--- Excerpted records ---
BEGIN

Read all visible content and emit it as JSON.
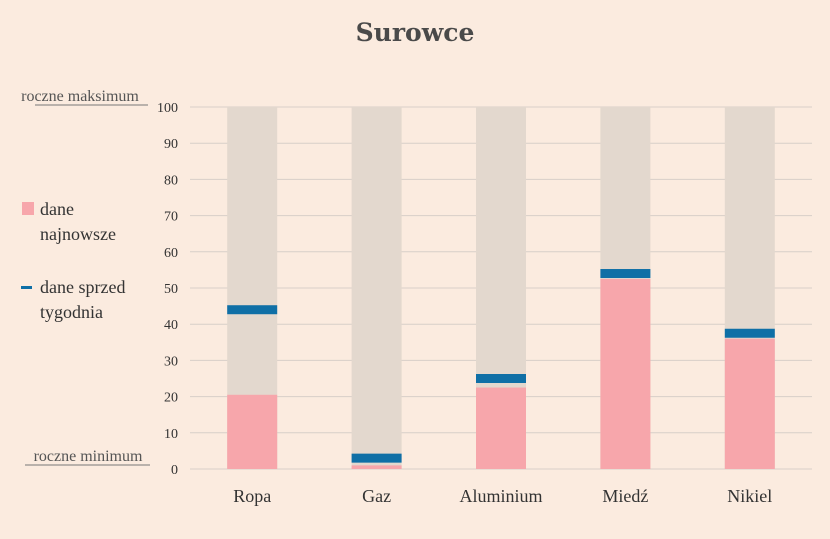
{
  "chart_data": {
    "type": "bar",
    "title": "Surowce",
    "categories": [
      "Ropa",
      "Gaz",
      "Aluminium",
      "Miedź",
      "Nikiel"
    ],
    "series": [
      {
        "name": "dane najnowsze",
        "values": [
          20.5,
          1,
          22.5,
          52.5,
          36
        ]
      },
      {
        "name": "dane sprzed tygodnia",
        "values": [
          44,
          3,
          25,
          54,
          37.5
        ]
      }
    ],
    "range_max": 100,
    "ylim": [
      0,
      100
    ],
    "yticks": [
      0,
      10,
      20,
      30,
      40,
      50,
      60,
      70,
      80,
      90,
      100
    ],
    "annotations": {
      "top": "roczne maksimum",
      "bottom": "roczne minimum"
    },
    "legend": {
      "latest_lines": [
        "dane",
        "najnowsze"
      ],
      "previous_lines": [
        "dane sprzed",
        "tygodnia"
      ],
      "position": "left"
    },
    "grid": true,
    "colors": {
      "background": "#fbebdf",
      "range": "#e3d8ce",
      "latest": "#f7a6ab",
      "previous": "#0f6fa6",
      "grid": "#d8cfc8"
    }
  }
}
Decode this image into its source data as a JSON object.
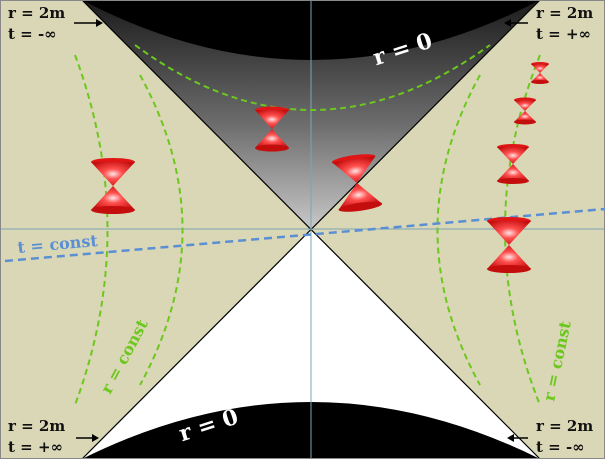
{
  "colors": {
    "exterior": "#d9d7b5",
    "singularity": "#000000",
    "white_hole": "#ffffff",
    "t_const_line": "#5b8fd3",
    "r_const_curve": "#6cc71e",
    "light_cone": "#e01515",
    "axis": "#7aa6b8"
  },
  "labels": {
    "top_left": {
      "r": "r = 2m",
      "t": "t = -∞"
    },
    "top_right": {
      "r": "r = 2m",
      "t": "t = +∞"
    },
    "bottom_left": {
      "r": "r = 2m",
      "t": "t = +∞"
    },
    "bottom_right": {
      "r": "r = 2m",
      "t": "t = -∞"
    },
    "singularity_top": "r = 0",
    "singularity_bottom": "r = 0",
    "t_const": "t = const",
    "r_const_left": "r = const",
    "r_const_right": "r = const"
  },
  "icons": [
    "arrow-icon",
    "light-cone-icon"
  ]
}
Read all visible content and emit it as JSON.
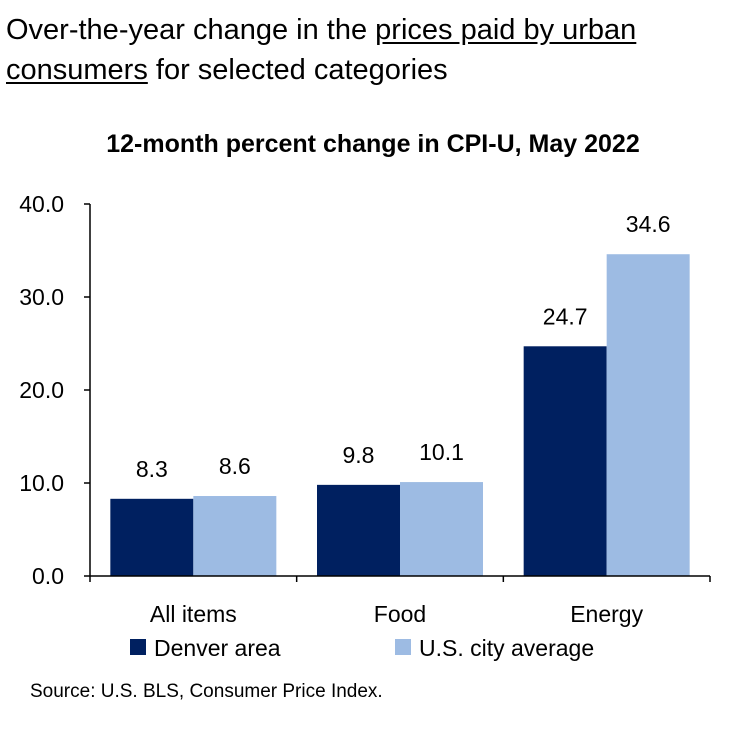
{
  "headline": {
    "part1": "Over-the-year change in the ",
    "link": "prices paid by urban consumers",
    "part2": " for selected categories"
  },
  "chart_data": {
    "type": "bar",
    "title": "12-month percent change in CPI-U, May 2022",
    "categories": [
      "All items",
      "Food",
      "Energy"
    ],
    "series": [
      {
        "name": "Denver area",
        "values": [
          8.3,
          9.8,
          24.7
        ],
        "color": "#002060"
      },
      {
        "name": "U.S. city average",
        "values": [
          8.6,
          10.1,
          34.6
        ],
        "color": "#9DBBE3"
      }
    ],
    "ylim": [
      0,
      40
    ],
    "yticks": [
      "0.0",
      "10.0",
      "20.0",
      "30.0",
      "40.0"
    ],
    "grid": false,
    "legend": "bottom",
    "data_labels": true,
    "source": "Source: U.S. BLS, Consumer Price Index."
  }
}
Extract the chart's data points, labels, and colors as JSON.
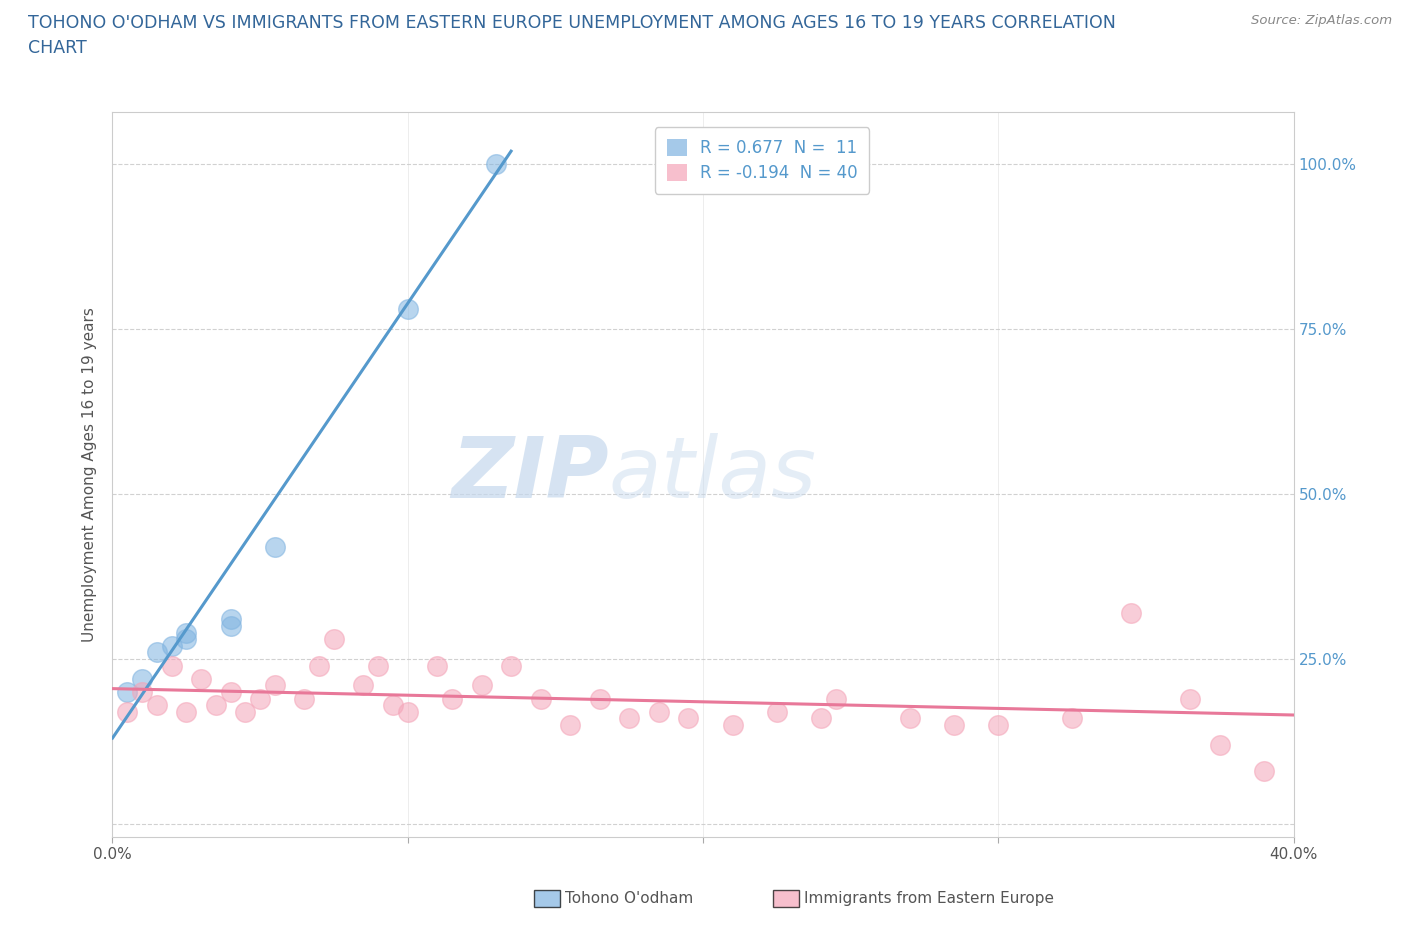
{
  "title": "TOHONO O'ODHAM VS IMMIGRANTS FROM EASTERN EUROPE UNEMPLOYMENT AMONG AGES 16 TO 19 YEARS CORRELATION\nCHART",
  "source_text": "Source: ZipAtlas.com",
  "ylabel": "Unemployment Among Ages 16 to 19 years",
  "watermark_zip": "ZIP",
  "watermark_atlas": "atlas",
  "xlim": [
    0.0,
    0.4
  ],
  "ylim": [
    -0.02,
    1.08
  ],
  "xticks": [
    0.0,
    0.1,
    0.2,
    0.3,
    0.4
  ],
  "xtick_labels": [
    "0.0%",
    "",
    "",
    "",
    "40.0%"
  ],
  "yticks": [
    0.0,
    0.25,
    0.5,
    0.75,
    1.0
  ],
  "ytick_labels": [
    "",
    "25.0%",
    "50.0%",
    "75.0%",
    "100.0%"
  ],
  "legend_label1": "R = 0.677  N =  11",
  "legend_label2": "R = -0.194  N = 40",
  "series1_name": "Tohono O'odham",
  "series2_name": "Immigrants from Eastern Europe",
  "series1_color": "#7fb3e0",
  "series2_color": "#f4a4b8",
  "series1_edge": "#7fb3e0",
  "series2_edge": "#f4a4b8",
  "trendline1_color": "#5599cc",
  "trendline2_color": "#e87899",
  "grid_color": "#cccccc",
  "title_color": "#336699",
  "tick_label_color": "#5599cc",
  "background_color": "#ffffff",
  "series1_x": [
    0.005,
    0.01,
    0.015,
    0.02,
    0.025,
    0.025,
    0.04,
    0.04,
    0.055,
    0.1,
    0.13
  ],
  "series1_y": [
    0.2,
    0.22,
    0.26,
    0.27,
    0.28,
    0.29,
    0.3,
    0.31,
    0.42,
    0.78,
    1.0
  ],
  "series2_x": [
    0.005,
    0.01,
    0.015,
    0.02,
    0.025,
    0.03,
    0.035,
    0.04,
    0.045,
    0.05,
    0.055,
    0.065,
    0.07,
    0.075,
    0.085,
    0.09,
    0.095,
    0.1,
    0.11,
    0.115,
    0.125,
    0.135,
    0.145,
    0.155,
    0.165,
    0.175,
    0.185,
    0.195,
    0.21,
    0.225,
    0.24,
    0.245,
    0.27,
    0.285,
    0.3,
    0.325,
    0.345,
    0.365,
    0.375,
    0.39
  ],
  "series2_y": [
    0.17,
    0.2,
    0.18,
    0.24,
    0.17,
    0.22,
    0.18,
    0.2,
    0.17,
    0.19,
    0.21,
    0.19,
    0.24,
    0.28,
    0.21,
    0.24,
    0.18,
    0.17,
    0.24,
    0.19,
    0.21,
    0.24,
    0.19,
    0.15,
    0.19,
    0.16,
    0.17,
    0.16,
    0.15,
    0.17,
    0.16,
    0.19,
    0.16,
    0.15,
    0.15,
    0.16,
    0.32,
    0.19,
    0.12,
    0.08
  ],
  "trendline1_x": [
    0.0,
    0.135
  ],
  "trendline1_y": [
    0.13,
    1.02
  ],
  "trendline2_x": [
    0.0,
    0.4
  ],
  "trendline2_y": [
    0.205,
    0.165
  ]
}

END

--- Instructions to follow ---
Pictures in the records above are left out; print everything else exactly as written.

--- Solution to this exercise ---
Read all visible content and emit it as JSON.
{
  "chart_data": {
    "type": "bar",
    "title": "Surowce",
    "categories": [
      "Ropa",
      "Gaz",
      "Aluminium",
      "Miedź",
      "Nikiel"
    ],
    "series": [
      {
        "name": "dane najnowsze",
        "values": [
          20.5,
          1,
          22.5,
          52.5,
          36
        ]
      },
      {
        "name": "dane sprzed tygodnia",
        "values": [
          44,
          3,
          25,
          54,
          37.5
        ]
      }
    ],
    "range_max": 100,
    "ylim": [
      0,
      100
    ],
    "yticks": [
      0,
      10,
      20,
      30,
      40,
      50,
      60,
      70,
      80,
      90,
      100
    ],
    "annotations": {
      "top": "roczne maksimum",
      "bottom": "roczne minimum"
    },
    "legend": {
      "latest_lines": [
        "dane",
        "najnowsze"
      ],
      "previous_lines": [
        "dane sprzed",
        "tygodnia"
      ],
      "position": "left"
    },
    "grid": true,
    "colors": {
      "background": "#fbebdf",
      "range": "#e3d8ce",
      "latest": "#f7a6ab",
      "previous": "#0f6fa6",
      "grid": "#d8cfc8"
    }
  }
}
Decode this image into its source data as a JSON object.
{
  "colors": {
    "exterior": "#d9d7b5",
    "singularity": "#000000",
    "white_hole": "#ffffff",
    "t_const_line": "#5b8fd3",
    "r_const_curve": "#6cc71e",
    "light_cone": "#e01515",
    "axis": "#7aa6b8"
  },
  "labels": {
    "top_left": {
      "r": "r = 2m",
      "t": "t = -∞"
    },
    "top_right": {
      "r": "r = 2m",
      "t": "t = +∞"
    },
    "bottom_left": {
      "r": "r = 2m",
      "t": "t = +∞"
    },
    "bottom_right": {
      "r": "r = 2m",
      "t": "t = -∞"
    },
    "singularity_top": "r = 0",
    "singularity_bottom": "r = 0",
    "t_const": "t = const",
    "r_const_left": "r = const",
    "r_const_right": "r = const"
  },
  "icons": [
    "arrow-icon",
    "light-cone-icon"
  ]
}
Read all visible content and emit it as JSON.
{
  "headline": {
    "part1": "Over-the-year change in the ",
    "link": "prices paid by urban consumers",
    "part2": " for selected categories"
  },
  "chart_data": {
    "type": "bar",
    "title": "12-month percent change in CPI-U, May 2022",
    "categories": [
      "All items",
      "Food",
      "Energy"
    ],
    "series": [
      {
        "name": "Denver area",
        "values": [
          8.3,
          9.8,
          24.7
        ],
        "color": "#002060"
      },
      {
        "name": "U.S. city average",
        "values": [
          8.6,
          10.1,
          34.6
        ],
        "color": "#9DBBE3"
      }
    ],
    "ylim": [
      0,
      40
    ],
    "yticks": [
      "0.0",
      "10.0",
      "20.0",
      "30.0",
      "40.0"
    ],
    "grid": false,
    "legend": "bottom",
    "data_labels": true,
    "source": "Source: U.S. BLS, Consumer Price Index."
  }
}
Extract the chart's data points, labels, and colors as JSON.
{
  "title": "TOHONO O'ODHAM VS IMMIGRANTS FROM EASTERN EUROPE UNEMPLOYMENT AMONG AGES 16 TO 19 YEARS CORRELATION\nCHART",
  "source_text": "Source: ZipAtlas.com",
  "ylabel": "Unemployment Among Ages 16 to 19 years",
  "watermark_zip": "ZIP",
  "watermark_atlas": "atlas",
  "xlim": [
    0.0,
    0.4
  ],
  "ylim": [
    -0.02,
    1.08
  ],
  "xticks": [
    0.0,
    0.1,
    0.2,
    0.3,
    0.4
  ],
  "xtick_labels": [
    "0.0%",
    "",
    "",
    "",
    "40.0%"
  ],
  "yticks": [
    0.0,
    0.25,
    0.5,
    0.75,
    1.0
  ],
  "ytick_labels": [
    "",
    "25.0%",
    "50.0%",
    "75.0%",
    "100.0%"
  ],
  "legend_label1": "R = 0.677  N =  11",
  "legend_label2": "R = -0.194  N = 40",
  "series1_name": "Tohono O'odham",
  "series2_name": "Immigrants from Eastern Europe",
  "series1_color": "#7fb3e0",
  "series2_color": "#f4a4b8",
  "series1_edge": "#7fb3e0",
  "series2_edge": "#f4a4b8",
  "trendline1_color": "#5599cc",
  "trendline2_color": "#e87899",
  "grid_color": "#cccccc",
  "title_color": "#336699",
  "tick_label_color": "#5599cc",
  "background_color": "#ffffff",
  "series1_x": [
    0.005,
    0.01,
    0.015,
    0.02,
    0.025,
    0.025,
    0.04,
    0.04,
    0.055,
    0.1,
    0.13
  ],
  "series1_y": [
    0.2,
    0.22,
    0.26,
    0.27,
    0.28,
    0.29,
    0.3,
    0.31,
    0.42,
    0.78,
    1.0
  ],
  "series2_x": [
    0.005,
    0.01,
    0.015,
    0.02,
    0.025,
    0.03,
    0.035,
    0.04,
    0.045,
    0.05,
    0.055,
    0.065,
    0.07,
    0.075,
    0.085,
    0.09,
    0.095,
    0.1,
    0.11,
    0.115,
    0.125,
    0.135,
    0.145,
    0.155,
    0.165,
    0.175,
    0.185,
    0.195,
    0.21,
    0.225,
    0.24,
    0.245,
    0.27,
    0.285,
    0.3,
    0.325,
    0.345,
    0.365,
    0.375,
    0.39
  ],
  "series2_y": [
    0.17,
    0.2,
    0.18,
    0.24,
    0.17,
    0.22,
    0.18,
    0.2,
    0.17,
    0.19,
    0.21,
    0.19,
    0.24,
    0.28,
    0.21,
    0.24,
    0.18,
    0.17,
    0.24,
    0.19,
    0.21,
    0.24,
    0.19,
    0.15,
    0.19,
    0.16,
    0.17,
    0.16,
    0.15,
    0.17,
    0.16,
    0.19,
    0.16,
    0.15,
    0.15,
    0.16,
    0.32,
    0.19,
    0.12,
    0.08
  ],
  "trendline1_x": [
    0.0,
    0.135
  ],
  "trendline1_y": [
    0.13,
    1.02
  ],
  "trendline2_x": [
    0.0,
    0.4
  ],
  "trendline2_y": [
    0.205,
    0.165
  ]
}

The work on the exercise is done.